* INSTRUCTION *
Set down the full listing exactly, character for character.
*** SUPPLIED INFORMATION ***
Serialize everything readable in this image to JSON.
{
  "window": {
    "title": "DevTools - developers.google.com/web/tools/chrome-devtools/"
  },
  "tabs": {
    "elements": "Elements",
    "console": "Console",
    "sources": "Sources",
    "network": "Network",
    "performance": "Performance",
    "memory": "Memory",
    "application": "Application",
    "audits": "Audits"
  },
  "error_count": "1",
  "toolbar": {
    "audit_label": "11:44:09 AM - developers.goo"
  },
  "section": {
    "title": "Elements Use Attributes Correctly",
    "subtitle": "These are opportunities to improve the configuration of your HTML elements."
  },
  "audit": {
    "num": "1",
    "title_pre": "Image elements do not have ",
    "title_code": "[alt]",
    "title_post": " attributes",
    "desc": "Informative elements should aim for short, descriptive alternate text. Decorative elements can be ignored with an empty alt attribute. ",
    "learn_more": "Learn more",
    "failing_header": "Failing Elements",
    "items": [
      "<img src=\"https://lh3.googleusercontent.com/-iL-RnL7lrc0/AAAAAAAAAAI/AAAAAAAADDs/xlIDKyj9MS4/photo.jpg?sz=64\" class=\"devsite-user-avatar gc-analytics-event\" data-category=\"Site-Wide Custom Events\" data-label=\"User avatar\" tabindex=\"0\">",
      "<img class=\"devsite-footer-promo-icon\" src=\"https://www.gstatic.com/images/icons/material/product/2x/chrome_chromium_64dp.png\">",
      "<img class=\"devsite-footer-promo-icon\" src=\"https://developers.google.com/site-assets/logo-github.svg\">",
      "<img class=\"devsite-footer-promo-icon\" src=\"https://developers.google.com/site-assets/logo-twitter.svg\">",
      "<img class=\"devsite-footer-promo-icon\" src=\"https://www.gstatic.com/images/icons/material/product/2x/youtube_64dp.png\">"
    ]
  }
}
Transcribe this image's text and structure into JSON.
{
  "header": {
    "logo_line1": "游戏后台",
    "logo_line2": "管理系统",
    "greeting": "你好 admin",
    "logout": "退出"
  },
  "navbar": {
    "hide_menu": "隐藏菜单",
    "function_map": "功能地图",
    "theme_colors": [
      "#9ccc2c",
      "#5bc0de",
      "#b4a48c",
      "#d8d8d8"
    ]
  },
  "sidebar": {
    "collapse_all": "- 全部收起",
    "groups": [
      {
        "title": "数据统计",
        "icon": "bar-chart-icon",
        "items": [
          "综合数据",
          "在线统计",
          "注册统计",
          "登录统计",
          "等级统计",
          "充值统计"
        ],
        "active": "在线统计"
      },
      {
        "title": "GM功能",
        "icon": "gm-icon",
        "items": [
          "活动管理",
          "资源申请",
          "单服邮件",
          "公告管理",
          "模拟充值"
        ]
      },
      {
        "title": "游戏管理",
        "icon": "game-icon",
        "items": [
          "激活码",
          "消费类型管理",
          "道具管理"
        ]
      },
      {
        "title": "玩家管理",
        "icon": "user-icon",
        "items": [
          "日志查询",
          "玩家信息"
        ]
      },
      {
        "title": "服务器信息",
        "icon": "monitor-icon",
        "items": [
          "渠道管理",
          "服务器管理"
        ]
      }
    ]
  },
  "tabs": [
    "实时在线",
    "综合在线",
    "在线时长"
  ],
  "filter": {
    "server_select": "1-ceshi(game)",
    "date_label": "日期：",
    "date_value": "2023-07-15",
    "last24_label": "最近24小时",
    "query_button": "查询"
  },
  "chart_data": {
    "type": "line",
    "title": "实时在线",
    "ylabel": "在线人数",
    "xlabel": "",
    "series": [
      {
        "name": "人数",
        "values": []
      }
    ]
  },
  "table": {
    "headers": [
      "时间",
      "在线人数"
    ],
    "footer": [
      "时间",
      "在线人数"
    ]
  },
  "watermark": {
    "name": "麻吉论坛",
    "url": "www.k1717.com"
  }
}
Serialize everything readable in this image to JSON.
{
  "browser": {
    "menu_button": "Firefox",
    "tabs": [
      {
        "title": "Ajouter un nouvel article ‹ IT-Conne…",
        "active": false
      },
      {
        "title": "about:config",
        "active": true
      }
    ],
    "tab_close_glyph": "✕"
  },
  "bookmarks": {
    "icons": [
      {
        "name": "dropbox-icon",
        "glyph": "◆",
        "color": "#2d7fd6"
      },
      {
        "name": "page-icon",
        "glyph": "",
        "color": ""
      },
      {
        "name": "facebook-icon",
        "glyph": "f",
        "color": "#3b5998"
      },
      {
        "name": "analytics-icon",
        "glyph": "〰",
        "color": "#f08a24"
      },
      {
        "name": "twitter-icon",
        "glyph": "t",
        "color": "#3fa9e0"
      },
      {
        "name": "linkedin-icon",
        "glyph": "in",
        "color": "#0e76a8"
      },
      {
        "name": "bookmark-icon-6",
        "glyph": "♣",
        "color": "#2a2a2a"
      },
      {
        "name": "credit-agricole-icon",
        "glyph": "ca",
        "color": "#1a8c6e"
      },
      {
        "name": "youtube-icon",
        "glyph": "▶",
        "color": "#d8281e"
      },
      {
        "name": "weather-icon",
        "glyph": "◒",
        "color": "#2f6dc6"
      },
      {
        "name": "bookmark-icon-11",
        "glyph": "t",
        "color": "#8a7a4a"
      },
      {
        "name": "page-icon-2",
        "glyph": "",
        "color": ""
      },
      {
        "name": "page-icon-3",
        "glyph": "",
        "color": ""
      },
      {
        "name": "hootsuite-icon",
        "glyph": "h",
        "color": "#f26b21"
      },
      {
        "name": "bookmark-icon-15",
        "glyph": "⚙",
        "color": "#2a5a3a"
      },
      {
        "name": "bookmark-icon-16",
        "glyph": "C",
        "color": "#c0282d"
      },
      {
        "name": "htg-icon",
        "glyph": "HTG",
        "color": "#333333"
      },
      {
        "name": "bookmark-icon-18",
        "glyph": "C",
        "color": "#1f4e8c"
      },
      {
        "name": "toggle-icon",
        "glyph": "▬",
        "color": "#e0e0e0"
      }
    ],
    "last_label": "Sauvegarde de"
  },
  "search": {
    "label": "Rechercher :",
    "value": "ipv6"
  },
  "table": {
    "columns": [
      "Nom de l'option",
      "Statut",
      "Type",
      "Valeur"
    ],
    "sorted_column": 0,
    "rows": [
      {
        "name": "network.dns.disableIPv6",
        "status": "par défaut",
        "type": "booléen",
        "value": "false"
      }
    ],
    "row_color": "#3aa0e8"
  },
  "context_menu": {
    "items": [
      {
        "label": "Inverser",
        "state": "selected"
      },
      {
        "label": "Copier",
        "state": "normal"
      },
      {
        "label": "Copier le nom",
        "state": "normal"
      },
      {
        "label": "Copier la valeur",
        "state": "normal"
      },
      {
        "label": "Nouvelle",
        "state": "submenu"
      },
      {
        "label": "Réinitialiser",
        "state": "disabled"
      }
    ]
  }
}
***
* SOLUTION TO THIS TASK *
Serialize everything readable in this image to JSON.
{
  "window": {
    "title": "DevTools - developers.google.com/web/tools/chrome-devtools/"
  },
  "tabs": {
    "elements": "Elements",
    "console": "Console",
    "sources": "Sources",
    "network": "Network",
    "performance": "Performance",
    "memory": "Memory",
    "application": "Application",
    "audits": "Audits"
  },
  "error_count": "1",
  "toolbar": {
    "audit_label": "11:44:09 AM - developers.goo"
  },
  "section": {
    "title": "Elements Use Attributes Correctly",
    "subtitle": "These are opportunities to improve the configuration of your HTML elements."
  },
  "audit": {
    "num": "1",
    "title_pre": "Image elements do not have ",
    "title_code": "[alt]",
    "title_post": " attributes",
    "desc": "Informative elements should aim for short, descriptive alternate text. Decorative elements can be ignored with an empty alt attribute. ",
    "learn_more": "Learn more",
    "failing_header": "Failing Elements",
    "items": [
      "<img src=\"https://lh3.googleusercontent.com/-iL-RnL7lrc0/AAAAAAAAAAI/AAAAAAAADDs/xlIDKyj9MS4/photo.jpg?sz=64\" class=\"devsite-user-avatar gc-analytics-event\" data-category=\"Site-Wide Custom Events\" data-label=\"User avatar\" tabindex=\"0\">",
      "<img class=\"devsite-footer-promo-icon\" src=\"https://www.gstatic.com/images/icons/material/product/2x/chrome_chromium_64dp.png\">",
      "<img class=\"devsite-footer-promo-icon\" src=\"https://developers.google.com/site-assets/logo-github.svg\">",
      "<img class=\"devsite-footer-promo-icon\" src=\"https://developers.google.com/site-assets/logo-twitter.svg\">",
      "<img class=\"devsite-footer-promo-icon\" src=\"https://www.gstatic.com/images/icons/material/product/2x/youtube_64dp.png\">"
    ]
  }
}
Transcribe this image's text and structure into JSON.
{
  "header": {
    "logo_line1": "游戏后台",
    "logo_line2": "管理系统",
    "greeting": "你好 admin",
    "logout": "退出"
  },
  "navbar": {
    "hide_menu": "隐藏菜单",
    "function_map": "功能地图",
    "theme_colors": [
      "#9ccc2c",
      "#5bc0de",
      "#b4a48c",
      "#d8d8d8"
    ]
  },
  "sidebar": {
    "collapse_all": "- 全部收起",
    "groups": [
      {
        "title": "数据统计",
        "icon": "bar-chart-icon",
        "items": [
          "综合数据",
          "在线统计",
          "注册统计",
          "登录统计",
          "等级统计",
          "充值统计"
        ],
        "active": "在线统计"
      },
      {
        "title": "GM功能",
        "icon": "gm-icon",
        "items": [
          "活动管理",
          "资源申请",
          "单服邮件",
          "公告管理",
          "模拟充值"
        ]
      },
      {
        "title": "游戏管理",
        "icon": "game-icon",
        "items": [
          "激活码",
          "消费类型管理",
          "道具管理"
        ]
      },
      {
        "title": "玩家管理",
        "icon": "user-icon",
        "items": [
          "日志查询",
          "玩家信息"
        ]
      },
      {
        "title": "服务器信息",
        "icon": "monitor-icon",
        "items": [
          "渠道管理",
          "服务器管理"
        ]
      }
    ]
  },
  "tabs": [
    "实时在线",
    "综合在线",
    "在线时长"
  ],
  "filter": {
    "server_select": "1-ceshi(game)",
    "date_label": "日期：",
    "date_value": "2023-07-15",
    "last24_label": "最近24小时",
    "query_button": "查询"
  },
  "chart_data": {
    "type": "line",
    "title": "实时在线",
    "ylabel": "在线人数",
    "xlabel": "",
    "series": [
      {
        "name": "人数",
        "values": []
      }
    ]
  },
  "table": {
    "headers": [
      "时间",
      "在线人数"
    ],
    "footer": [
      "时间",
      "在线人数"
    ]
  },
  "watermark": {
    "name": "麻吉论坛",
    "url": "www.k1717.com"
  }
}
Serialize everything readable in this image to JSON.
{
  "browser": {
    "menu_button": "Firefox",
    "tabs": [
      {
        "title": "Ajouter un nouvel article ‹ IT-Conne…",
        "active": false
      },
      {
        "title": "about:config",
        "active": true
      }
    ],
    "tab_close_glyph": "✕"
  },
  "bookmarks": {
    "icons": [
      {
        "name": "dropbox-icon",
        "glyph": "◆",
        "color": "#2d7fd6"
      },
      {
        "name": "page-icon",
        "glyph": "",
        "color": ""
      },
      {
        "name": "facebook-icon",
        "glyph": "f",
        "color": "#3b5998"
      },
      {
        "name": "analytics-icon",
        "glyph": "〰",
        "color": "#f08a24"
      },
      {
        "name": "twitter-icon",
        "glyph": "t",
        "color": "#3fa9e0"
      },
      {
        "name": "linkedin-icon",
        "glyph": "in",
        "color": "#0e76a8"
      },
      {
        "name": "bookmark-icon-6",
        "glyph": "♣",
        "color": "#2a2a2a"
      },
      {
        "name": "credit-agricole-icon",
        "glyph": "ca",
        "color": "#1a8c6e"
      },
      {
        "name": "youtube-icon",
        "glyph": "▶",
        "color": "#d8281e"
      },
      {
        "name": "weather-icon",
        "glyph": "◒",
        "color": "#2f6dc6"
      },
      {
        "name": "bookmark-icon-11",
        "glyph": "t",
        "color": "#8a7a4a"
      },
      {
        "name": "page-icon-2",
        "glyph": "",
        "color": ""
      },
      {
        "name": "page-icon-3",
        "glyph": "",
        "color": ""
      },
      {
        "name": "hootsuite-icon",
        "glyph": "h",
        "color": "#f26b21"
      },
      {
        "name": "bookmark-icon-15",
        "glyph": "⚙",
        "color": "#2a5a3a"
      },
      {
        "name": "bookmark-icon-16",
        "glyph": "C",
        "color": "#c0282d"
      },
      {
        "name": "htg-icon",
        "glyph": "HTG",
        "color": "#333333"
      },
      {
        "name": "bookmark-icon-18",
        "glyph": "C",
        "color": "#1f4e8c"
      },
      {
        "name": "toggle-icon",
        "glyph": "▬",
        "color": "#e0e0e0"
      }
    ],
    "last_label": "Sauvegarde de"
  },
  "search": {
    "label": "Rechercher :",
    "value": "ipv6"
  },
  "table": {
    "columns": [
      "Nom de l'option",
      "Statut",
      "Type",
      "Valeur"
    ],
    "sorted_column": 0,
    "rows": [
      {
        "name": "network.dns.disableIPv6",
        "status": "par défaut",
        "type": "booléen",
        "value": "false"
      }
    ],
    "row_color": "#3aa0e8"
  },
  "context_menu": {
    "items": [
      {
        "label": "Inverser",
        "state": "selected"
      },
      {
        "label": "Copier",
        "state": "normal"
      },
      {
        "label": "Copier le nom",
        "state": "normal"
      },
      {
        "label": "Copier la valeur",
        "state": "normal"
      },
      {
        "label": "Nouvelle",
        "state": "submenu"
      },
      {
        "label": "Réinitialiser",
        "state": "disabled"
      }
    ]
  }
}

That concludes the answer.